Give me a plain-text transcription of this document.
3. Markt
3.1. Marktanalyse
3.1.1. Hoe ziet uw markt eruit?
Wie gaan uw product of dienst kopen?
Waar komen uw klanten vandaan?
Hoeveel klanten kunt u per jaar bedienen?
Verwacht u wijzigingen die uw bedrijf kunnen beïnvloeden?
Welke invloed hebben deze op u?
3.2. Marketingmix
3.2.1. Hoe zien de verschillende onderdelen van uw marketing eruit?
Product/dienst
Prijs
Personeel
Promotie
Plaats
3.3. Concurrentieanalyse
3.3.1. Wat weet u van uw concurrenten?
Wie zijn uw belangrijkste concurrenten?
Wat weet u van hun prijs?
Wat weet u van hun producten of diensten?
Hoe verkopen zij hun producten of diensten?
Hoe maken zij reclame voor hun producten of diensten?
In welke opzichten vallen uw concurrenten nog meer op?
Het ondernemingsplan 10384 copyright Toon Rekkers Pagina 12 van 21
+++++
> [What is required] Take the entries above and transcribe them exactly.

> [Task output]
Give me a plain-text transcription of this document.
3. Markt
3.1. Marktanalyse
3.1.1. Hoe ziet uw markt eruit?
Wie gaan uw product of dienst kopen?
Waar komen uw klanten vandaan?
Hoeveel klanten kunt u per jaar bedienen?
Verwacht u wijzigingen die uw bedrijf kunnen beïnvloeden?
Welke invloed hebben deze op u?
3.2. Marketingmix
3.2.1. Hoe zien de verschillende onderdelen van uw marketing eruit?
Product/dienst
Prijs
Personeel
Promotie
Plaats
3.3. Concurrentieanalyse
3.3.1. Wat weet u van uw concurrenten?
Wie zijn uw belangrijkste concurrenten?
Wat weet u van hun prijs?
Wat weet u van hun producten of diensten?
Hoe verkopen zij hun producten of diensten?
Hoe maken zij reclame voor hun producten of diensten?
In welke opzichten vallen uw concurrenten nog meer op?
Het ondernemingsplan 10384 copyright Toon Rekkers Pagina 12 van 21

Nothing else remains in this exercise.